> Written instruction: Can you print the data exactly and leave out each image?

Stored items:
=====
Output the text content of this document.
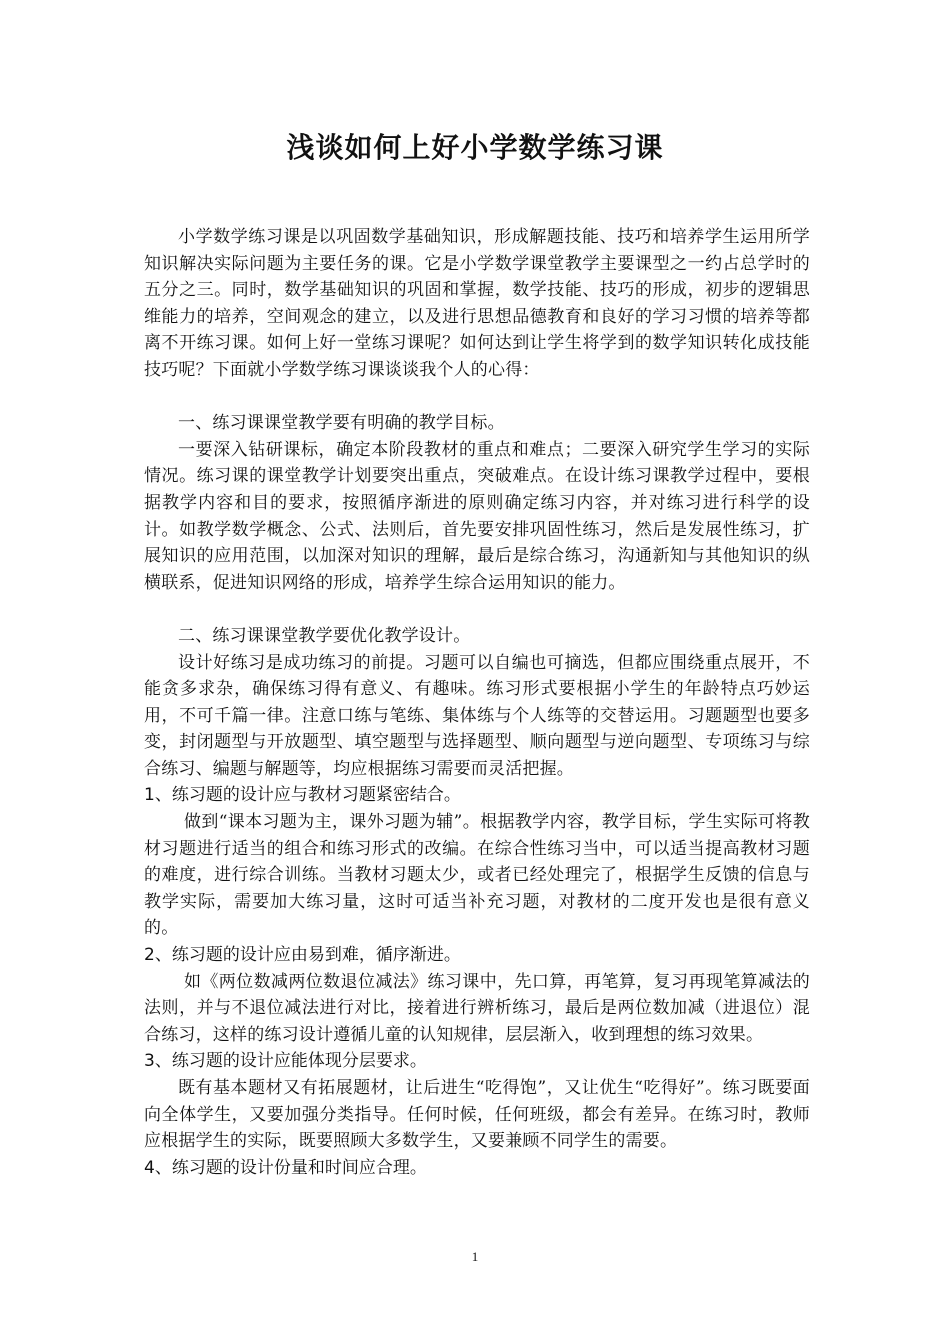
浅谈如何上好小学数学练习课

小学数学练习课是以巩固数学基础知识，形成解题技能、技巧和培养学生运用所学知识解决实际问题为主要任务的课。它是小学数学课堂教学主要课型之一约占总学时的五分之三。同时，数学基础知识的巩固和掌握，数学技能、技巧的形成，初步的逻辑思维能力的培养，空间观念的建立，以及进行思想品德教育和良好的学习习惯的培养等都离不开练习课。如何上好一堂练习课呢？如何达到让学生将学到的数学知识转化成技能技巧呢？下面就小学数学练习课谈谈我个人的心得：

一、练习课课堂教学要有明确的教学目标。

一要深入钻研课标，确定本阶段教材的重点和难点；二要深入研究学生学习的实际情况。练习课的课堂教学计划要突出重点，突破难点。在设计练习课教学过程中，要根据教学内容和目的要求，按照循序渐进的原则确定练习内容，并对练习进行科学的设计。如教学数学概念、公式、法则后，首先要安排巩固性练习，然后是发展性练习，扩展知识的应用范围，以加深对知识的理解，最后是综合练习，沟通新知与其他知识的纵横联系，促进知识网络的形成，培养学生综合运用知识的能力。

二、练习课课堂教学要优化教学设计。

设计好练习是成功练习的前提。习题可以自编也可摘选，但都应围绕重点展开，不能贪多求杂，确保练习得有意义、有趣味。练习形式要根据小学生的年龄特点巧妙运用，不可千篇一律。注意口练与笔练、集体练与个人练等的交替运用。习题题型也要多变，封闭题型与开放题型、填空题型与选择题型、顺向题型与逆向题型、专项练习与综合练习、编题与解题等，均应根据练习需要而灵活把握。

1、练习题的设计应与教材习题紧密结合。

做到“课本习题为主，课外习题为辅”。根据教学内容，教学目标，学生实际可将教材习题进行适当的组合和练习形式的改编。在综合性练习当中，可以适当提高教材习题的难度，进行综合训练。当教材习题太少，或者已经处理完了，根据学生反馈的信息与教学实际，需要加大练习量，这时可适当补充习题，对教材的二度开发也是很有意义的。

2、练习题的设计应由易到难，循序渐进。

如《两位数减两位数退位减法》练习课中，先口算，再笔算，复习再现笔算减法的法则，并与不退位减法进行对比，接着进行辨析练习，最后是两位数加减（进退位）混合练习，这样的练习设计遵循儿童的认知规律，层层渐入，收到理想的练习效果。

3、练习题的设计应能体现分层要求。

既有基本题材又有拓展题材，让后进生“吃得饱”，又让优生“吃得好”。练习既要面向全体学生，又要加强分类指导。任何时候，任何班级，都会有差异。在练习时，教师应根据学生的实际，既要照顾大多数学生，又要兼顾不同学生的需要。

4、练习题的设计份量和时间应合理。

1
=====
> Result of the exercise:
Output the text content of this document.
浅谈如何上好小学数学练习课

小学数学练习课是以巩固数学基础知识，形成解题技能、技巧和培养学生运用所学知识解决实际问题为主要任务的课。它是小学数学课堂教学主要课型之一约占总学时的五分之三。同时，数学基础知识的巩固和掌握，数学技能、技巧的形成，初步的逻辑思维能力的培养，空间观念的建立，以及进行思想品德教育和良好的学习习惯的培养等都离不开练习课。如何上好一堂练习课呢？如何达到让学生将学到的数学知识转化成技能技巧呢？下面就小学数学练习课谈谈我个人的心得：

一、练习课课堂教学要有明确的教学目标。

一要深入钻研课标，确定本阶段教材的重点和难点；二要深入研究学生学习的实际情况。练习课的课堂教学计划要突出重点，突破难点。在设计练习课教学过程中，要根据教学内容和目的要求，按照循序渐进的原则确定练习内容，并对练习进行科学的设计。如教学数学概念、公式、法则后，首先要安排巩固性练习，然后是发展性练习，扩展知识的应用范围，以加深对知识的理解，最后是综合练习，沟通新知与其他知识的纵横联系，促进知识网络的形成，培养学生综合运用知识的能力。

二、练习课课堂教学要优化教学设计。

设计好练习是成功练习的前提。习题可以自编也可摘选，但都应围绕重点展开，不能贪多求杂，确保练习得有意义、有趣味。练习形式要根据小学生的年龄特点巧妙运用，不可千篇一律。注意口练与笔练、集体练与个人练等的交替运用。习题题型也要多变，封闭题型与开放题型、填空题型与选择题型、顺向题型与逆向题型、专项练习与综合练习、编题与解题等，均应根据练习需要而灵活把握。

1、练习题的设计应与教材习题紧密结合。

做到“课本习题为主，课外习题为辅”。根据教学内容，教学目标，学生实际可将教材习题进行适当的组合和练习形式的改编。在综合性练习当中，可以适当提高教材习题的难度，进行综合训练。当教材习题太少，或者已经处理完了，根据学生反馈的信息与教学实际，需要加大练习量，这时可适当补充习题，对教材的二度开发也是很有意义的。

2、练习题的设计应由易到难，循序渐进。

如《两位数减两位数退位减法》练习课中，先口算，再笔算，复习再现笔算减法的法则，并与不退位减法进行对比，接着进行辨析练习，最后是两位数加减（进退位）混合练习，这样的练习设计遵循儿童的认知规律，层层渐入，收到理想的练习效果。

3、练习题的设计应能体现分层要求。

既有基本题材又有拓展题材，让后进生“吃得饱”，又让优生“吃得好”。练习既要面向全体学生，又要加强分类指导。任何时候，任何班级，都会有差异。在练习时，教师应根据学生的实际，既要照顾大多数学生，又要兼顾不同学生的需要。

4、练习题的设计份量和时间应合理。

1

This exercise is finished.